Text des Dokuments>
+ + + +
Der Ausgleich beflügelte die Hausherren zusätzlich, in bester Handball-Manier schnürten sie den aufopferungsvoll kämpfenden Gegner am eigenen Sechzehner ein. Angriff um Angriff rollte nun auf das Tor von Kevin Broll zu, der erst einen Schritt schneller war als Dilrosun (52.) und dann bei einem Kopfball des Niederländers und einem Abschluss von Salomon Kalou mit Latte (56.) und Pfosten im Bunde war (59.). Was zu diesem Zeitpunkt noch niemand ahnen konnte: Die letzten zehn Minuten der regulären Spielzeit sollten ein Vorgeschmack werden für das, was noch kommen sollte und was Plattenhardt mit "Nervenkitzel" meinte. Nach einem Foul von Dresdens Kreuzer an Lukébakio entschied Schiedsrichter Tobias Stieler auf Elfmeter, den Duda souverän verwandelte (85.).

Die Stimmung im Olympiastadion brodelte in diesem Moment über und die Berliner sahen wie der sichere Sieger aus - bis Dynamo mit der eigentlich einzigen Offensivaktion die ausgelassene Stimmung in der Schlussminute abrupt unterbrach. Nach einem Foul von Niklas Stark war es ausgerechnet der Ex-Herthaner Patrick Ebert, der vom Punkt zum 2:2 traf. Thomas Kraft, der im Pokal für Rune Jarstein spielte, hatte die Ecke zwar geahnt, konnte den Ball jedoch nicht mehr entscheidend abwehren (90.). "Das war schon bescheuert von uns, das wir so noch in die Verlängerung gehen mussten", gestand Covic offen ein. "Wir hätten das Spiel schon vor dem Elfmeterschießen entscheiden müssen. Das ist das Einzige, was wir uns ankreiden lassen müssen", räumte auch Wolf ein.

Torunarigha mit dem falschen Fuß

Die erste Hälfte der unfreiwilligen Nachspielzeit ist im Vergleich zur restlichen Spielzeit schnell erzählt. Die Kräfte ließen zunehmend nach, der Druck bzw. die Furcht vor einem spielentscheidenden Fehler lähmte beide Mannschaften ein wenig, auch wenn die Blau-Weißen das agilere Team blieben. Allerdings folgte in der zweiten Hälfte der Verlängerung eben dieser vermeintlich finale Nackenschlag für die Covic-Elf, als Skor den etwas unglücklich agierenden Kraft zum 3:2 für Dresden überwand (108.). "In den Augen meiner Jungs habe ich gemerkt, dass sie auch nach dem Gegentor an sich geglaubt haben“, sagte der Fußballlehrer, der in seiner Coaching-Zone selbst so manchen Kilometer zurücklegte.
+ + + +
Materialauszüge>
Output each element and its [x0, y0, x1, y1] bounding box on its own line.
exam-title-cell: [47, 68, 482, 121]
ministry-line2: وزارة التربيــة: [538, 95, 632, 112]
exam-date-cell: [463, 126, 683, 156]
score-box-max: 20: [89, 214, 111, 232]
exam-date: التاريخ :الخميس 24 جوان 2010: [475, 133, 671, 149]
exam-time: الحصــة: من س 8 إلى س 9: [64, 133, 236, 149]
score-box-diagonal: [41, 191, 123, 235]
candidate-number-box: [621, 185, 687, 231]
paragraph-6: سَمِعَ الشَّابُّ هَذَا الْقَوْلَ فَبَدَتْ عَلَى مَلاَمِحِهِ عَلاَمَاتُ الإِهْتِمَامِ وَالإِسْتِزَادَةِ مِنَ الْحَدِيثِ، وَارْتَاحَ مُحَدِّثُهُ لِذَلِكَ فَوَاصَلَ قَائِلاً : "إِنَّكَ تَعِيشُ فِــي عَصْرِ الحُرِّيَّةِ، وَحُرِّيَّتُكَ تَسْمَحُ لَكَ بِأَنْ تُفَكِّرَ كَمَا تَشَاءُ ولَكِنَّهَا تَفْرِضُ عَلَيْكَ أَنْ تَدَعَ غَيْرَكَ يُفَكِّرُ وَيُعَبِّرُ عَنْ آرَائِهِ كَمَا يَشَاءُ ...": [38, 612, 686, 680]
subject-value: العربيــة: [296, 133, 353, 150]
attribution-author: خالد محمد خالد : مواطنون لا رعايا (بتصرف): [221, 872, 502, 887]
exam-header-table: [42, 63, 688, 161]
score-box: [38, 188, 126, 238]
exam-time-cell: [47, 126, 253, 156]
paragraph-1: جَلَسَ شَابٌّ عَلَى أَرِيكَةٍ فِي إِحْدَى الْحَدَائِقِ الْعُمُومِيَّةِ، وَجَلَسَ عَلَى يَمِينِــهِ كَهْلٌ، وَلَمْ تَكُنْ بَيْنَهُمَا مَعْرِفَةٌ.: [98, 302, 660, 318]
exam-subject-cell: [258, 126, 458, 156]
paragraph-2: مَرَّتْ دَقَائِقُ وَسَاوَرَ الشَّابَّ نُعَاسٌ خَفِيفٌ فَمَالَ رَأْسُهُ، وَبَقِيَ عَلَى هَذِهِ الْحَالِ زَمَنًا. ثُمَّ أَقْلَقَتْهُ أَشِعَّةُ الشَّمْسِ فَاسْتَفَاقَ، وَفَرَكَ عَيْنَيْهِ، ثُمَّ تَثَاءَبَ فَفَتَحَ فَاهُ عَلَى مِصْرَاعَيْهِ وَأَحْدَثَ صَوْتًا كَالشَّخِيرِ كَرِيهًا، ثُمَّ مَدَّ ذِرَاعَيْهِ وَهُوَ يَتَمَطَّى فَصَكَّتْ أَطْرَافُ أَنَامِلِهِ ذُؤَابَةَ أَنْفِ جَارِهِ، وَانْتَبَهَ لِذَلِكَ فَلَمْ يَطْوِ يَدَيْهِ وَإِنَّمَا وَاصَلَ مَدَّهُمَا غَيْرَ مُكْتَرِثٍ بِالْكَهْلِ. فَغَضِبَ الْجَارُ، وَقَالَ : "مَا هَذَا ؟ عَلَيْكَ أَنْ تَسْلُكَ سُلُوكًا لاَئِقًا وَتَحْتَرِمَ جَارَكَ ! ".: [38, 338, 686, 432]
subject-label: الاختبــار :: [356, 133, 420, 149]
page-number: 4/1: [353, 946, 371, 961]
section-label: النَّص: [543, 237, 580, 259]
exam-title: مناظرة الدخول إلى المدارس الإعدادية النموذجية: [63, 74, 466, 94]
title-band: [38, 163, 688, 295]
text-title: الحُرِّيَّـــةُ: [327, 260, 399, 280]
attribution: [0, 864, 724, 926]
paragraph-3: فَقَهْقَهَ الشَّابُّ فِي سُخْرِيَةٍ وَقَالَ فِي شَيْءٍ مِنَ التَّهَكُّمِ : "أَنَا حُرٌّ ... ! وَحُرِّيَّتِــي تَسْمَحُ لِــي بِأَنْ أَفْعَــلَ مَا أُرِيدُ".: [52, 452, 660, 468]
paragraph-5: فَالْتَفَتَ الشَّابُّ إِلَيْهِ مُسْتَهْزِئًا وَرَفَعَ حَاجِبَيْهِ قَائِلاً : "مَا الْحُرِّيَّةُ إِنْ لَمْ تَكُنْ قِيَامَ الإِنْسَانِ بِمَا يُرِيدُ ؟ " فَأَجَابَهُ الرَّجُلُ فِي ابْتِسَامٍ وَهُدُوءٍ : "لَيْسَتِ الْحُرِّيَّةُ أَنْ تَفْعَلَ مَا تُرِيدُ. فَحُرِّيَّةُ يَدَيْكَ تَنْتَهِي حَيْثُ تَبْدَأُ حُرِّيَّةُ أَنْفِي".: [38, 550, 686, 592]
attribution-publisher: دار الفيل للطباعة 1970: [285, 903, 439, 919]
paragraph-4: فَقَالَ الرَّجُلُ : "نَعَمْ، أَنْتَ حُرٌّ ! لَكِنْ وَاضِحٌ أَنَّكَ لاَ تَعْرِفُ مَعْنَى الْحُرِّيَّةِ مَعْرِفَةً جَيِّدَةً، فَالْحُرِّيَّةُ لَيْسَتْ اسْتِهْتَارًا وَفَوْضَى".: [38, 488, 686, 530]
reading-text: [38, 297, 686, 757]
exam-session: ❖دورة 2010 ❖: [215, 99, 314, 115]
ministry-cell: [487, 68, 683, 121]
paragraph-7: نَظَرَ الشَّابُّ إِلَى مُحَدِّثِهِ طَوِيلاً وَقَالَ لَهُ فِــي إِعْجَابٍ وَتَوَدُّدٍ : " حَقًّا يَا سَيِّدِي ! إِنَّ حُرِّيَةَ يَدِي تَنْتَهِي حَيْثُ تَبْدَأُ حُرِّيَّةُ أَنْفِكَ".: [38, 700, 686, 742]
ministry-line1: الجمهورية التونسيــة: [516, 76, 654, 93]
+ + + +
Aufgabenstellung>
Gib aus dem Spielbericht alles von „Die erste Hälfte“ bis hinunter zu „manchen Kilometer zurücklegte.“ wortgetreu wieder.

Lösung>
Die erste Hälfte der unfreiwilligen Nachspielzeit ist im Vergleich zur restlichen Spielzeit schnell erzählt. Die Kräfte ließen zunehmend nach, der Druck bzw. die Furcht vor einem spielentscheidenden Fehler lähmte beide Mannschaften ein wenig, auch wenn die Blau-Weißen das agilere Team blieben. Allerdings folgte in der zweiten Hälfte der Verlängerung eben dieser vermeintlich finale Nackenschlag für die Covic-Elf, als Skor den etwas unglücklich agierenden Kraft zum 3:2 für Dresden überwand (108.). "In den Augen meiner Jungs habe ich gemerkt, dass sie auch nach dem Gegentor an sich geglaubt haben“, sagte der Fußballlehrer, der in seiner Coaching-Zone selbst so manchen Kilometer zurücklegte.